## Extracted entries:
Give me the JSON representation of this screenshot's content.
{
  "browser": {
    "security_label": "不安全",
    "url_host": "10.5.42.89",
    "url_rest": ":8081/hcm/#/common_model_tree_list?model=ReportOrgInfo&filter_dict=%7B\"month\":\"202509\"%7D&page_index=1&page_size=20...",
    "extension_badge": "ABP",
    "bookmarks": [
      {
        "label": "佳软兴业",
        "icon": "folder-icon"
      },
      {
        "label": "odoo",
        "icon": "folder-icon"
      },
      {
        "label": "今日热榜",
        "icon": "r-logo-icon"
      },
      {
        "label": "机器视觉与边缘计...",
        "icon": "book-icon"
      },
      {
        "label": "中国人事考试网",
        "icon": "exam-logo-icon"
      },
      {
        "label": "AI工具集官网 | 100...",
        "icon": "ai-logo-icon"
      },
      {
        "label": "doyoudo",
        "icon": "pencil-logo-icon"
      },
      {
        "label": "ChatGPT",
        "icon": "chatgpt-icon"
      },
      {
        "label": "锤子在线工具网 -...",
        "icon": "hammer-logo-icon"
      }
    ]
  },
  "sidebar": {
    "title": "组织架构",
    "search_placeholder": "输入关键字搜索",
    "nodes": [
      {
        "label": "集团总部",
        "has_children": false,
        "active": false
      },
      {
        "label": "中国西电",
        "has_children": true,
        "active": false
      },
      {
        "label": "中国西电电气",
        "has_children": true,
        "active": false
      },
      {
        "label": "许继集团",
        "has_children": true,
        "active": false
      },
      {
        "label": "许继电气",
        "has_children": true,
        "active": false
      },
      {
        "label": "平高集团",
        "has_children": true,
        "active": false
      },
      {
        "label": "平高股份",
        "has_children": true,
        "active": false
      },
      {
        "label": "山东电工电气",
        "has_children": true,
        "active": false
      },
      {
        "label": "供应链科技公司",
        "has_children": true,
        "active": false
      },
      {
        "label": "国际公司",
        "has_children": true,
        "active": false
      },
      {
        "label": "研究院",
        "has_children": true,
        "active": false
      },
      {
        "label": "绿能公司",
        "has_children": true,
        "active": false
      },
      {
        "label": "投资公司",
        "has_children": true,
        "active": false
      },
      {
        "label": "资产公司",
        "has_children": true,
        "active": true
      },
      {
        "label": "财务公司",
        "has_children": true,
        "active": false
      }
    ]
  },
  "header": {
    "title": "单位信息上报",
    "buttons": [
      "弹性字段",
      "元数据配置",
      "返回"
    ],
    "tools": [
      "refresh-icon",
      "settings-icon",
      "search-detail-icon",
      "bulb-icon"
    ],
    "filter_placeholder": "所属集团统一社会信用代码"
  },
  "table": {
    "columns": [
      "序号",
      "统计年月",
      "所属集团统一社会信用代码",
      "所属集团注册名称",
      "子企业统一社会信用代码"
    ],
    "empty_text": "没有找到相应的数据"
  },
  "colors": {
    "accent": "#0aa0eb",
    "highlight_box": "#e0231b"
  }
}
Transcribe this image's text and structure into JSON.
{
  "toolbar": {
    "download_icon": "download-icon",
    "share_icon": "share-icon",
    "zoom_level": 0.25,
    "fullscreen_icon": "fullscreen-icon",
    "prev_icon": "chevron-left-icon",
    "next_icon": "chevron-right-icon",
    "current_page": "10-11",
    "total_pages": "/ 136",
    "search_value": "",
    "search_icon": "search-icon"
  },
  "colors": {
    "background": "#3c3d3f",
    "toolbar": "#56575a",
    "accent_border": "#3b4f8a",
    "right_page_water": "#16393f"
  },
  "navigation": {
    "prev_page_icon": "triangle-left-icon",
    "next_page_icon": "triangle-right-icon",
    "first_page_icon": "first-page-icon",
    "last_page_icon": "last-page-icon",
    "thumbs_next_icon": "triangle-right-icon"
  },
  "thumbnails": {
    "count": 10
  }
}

## Problem to work on:
All of the entries above should be written out again exactly.

## Right answer:
Give me the JSON representation of this screenshot's content.
{
  "browser": {
    "security_label": "不安全",
    "url_host": "10.5.42.89",
    "url_rest": ":8081/hcm/#/common_model_tree_list?model=ReportOrgInfo&filter_dict=%7B\"month\":\"202509\"%7D&page_index=1&page_size=20...",
    "extension_badge": "ABP",
    "bookmarks": [
      {
        "label": "佳软兴业",
        "icon": "folder-icon"
      },
      {
        "label": "odoo",
        "icon": "folder-icon"
      },
      {
        "label": "今日热榜",
        "icon": "r-logo-icon"
      },
      {
        "label": "机器视觉与边缘计...",
        "icon": "book-icon"
      },
      {
        "label": "中国人事考试网",
        "icon": "exam-logo-icon"
      },
      {
        "label": "AI工具集官网 | 100...",
        "icon": "ai-logo-icon"
      },
      {
        "label": "doyoudo",
        "icon": "pencil-logo-icon"
      },
      {
        "label": "ChatGPT",
        "icon": "chatgpt-icon"
      },
      {
        "label": "锤子在线工具网 -...",
        "icon": "hammer-logo-icon"
      }
    ]
  },
  "sidebar": {
    "title": "组织架构",
    "search_placeholder": "输入关键字搜索",
    "nodes": [
      {
        "label": "集团总部",
        "has_children": false,
        "active": false
      },
      {
        "label": "中国西电",
        "has_children": true,
        "active": false
      },
      {
        "label": "中国西电电气",
        "has_children": true,
        "active": false
      },
      {
        "label": "许继集团",
        "has_children": true,
        "active": false
      },
      {
        "label": "许继电气",
        "has_children": true,
        "active": false
      },
      {
        "label": "平高集团",
        "has_children": true,
        "active": false
      },
      {
        "label": "平高股份",
        "has_children": true,
        "active": false
      },
      {
        "label": "山东电工电气",
        "has_children": true,
        "active": false
      },
      {
        "label": "供应链科技公司",
        "has_children": true,
        "active": false
      },
      {
        "label": "国际公司",
        "has_children": true,
        "active": false
      },
      {
        "label": "研究院",
        "has_children": true,
        "active": false
      },
      {
        "label": "绿能公司",
        "has_children": true,
        "active": false
      },
      {
        "label": "投资公司",
        "has_children": true,
        "active": false
      },
      {
        "label": "资产公司",
        "has_children": true,
        "active": true
      },
      {
        "label": "财务公司",
        "has_children": true,
        "active": false
      }
    ]
  },
  "header": {
    "title": "单位信息上报",
    "buttons": [
      "弹性字段",
      "元数据配置",
      "返回"
    ],
    "tools": [
      "refresh-icon",
      "settings-icon",
      "search-detail-icon",
      "bulb-icon"
    ],
    "filter_placeholder": "所属集团统一社会信用代码"
  },
  "table": {
    "columns": [
      "序号",
      "统计年月",
      "所属集团统一社会信用代码",
      "所属集团注册名称",
      "子企业统一社会信用代码"
    ],
    "empty_text": "没有找到相应的数据"
  },
  "colors": {
    "accent": "#0aa0eb",
    "highlight_box": "#e0231b"
  }
}
Transcribe this image's text and structure into JSON.
{
  "toolbar": {
    "download_icon": "download-icon",
    "share_icon": "share-icon",
    "zoom_level": 0.25,
    "fullscreen_icon": "fullscreen-icon",
    "prev_icon": "chevron-left-icon",
    "next_icon": "chevron-right-icon",
    "current_page": "10-11",
    "total_pages": "/ 136",
    "search_value": "",
    "search_icon": "search-icon"
  },
  "colors": {
    "background": "#3c3d3f",
    "toolbar": "#56575a",
    "accent_border": "#3b4f8a",
    "right_page_water": "#16393f"
  },
  "navigation": {
    "prev_page_icon": "triangle-left-icon",
    "next_page_icon": "triangle-right-icon",
    "first_page_icon": "first-page-icon",
    "last_page_icon": "last-page-icon",
    "thumbs_next_icon": "triangle-right-icon"
  },
  "thumbnails": {
    "count": 10
  }
}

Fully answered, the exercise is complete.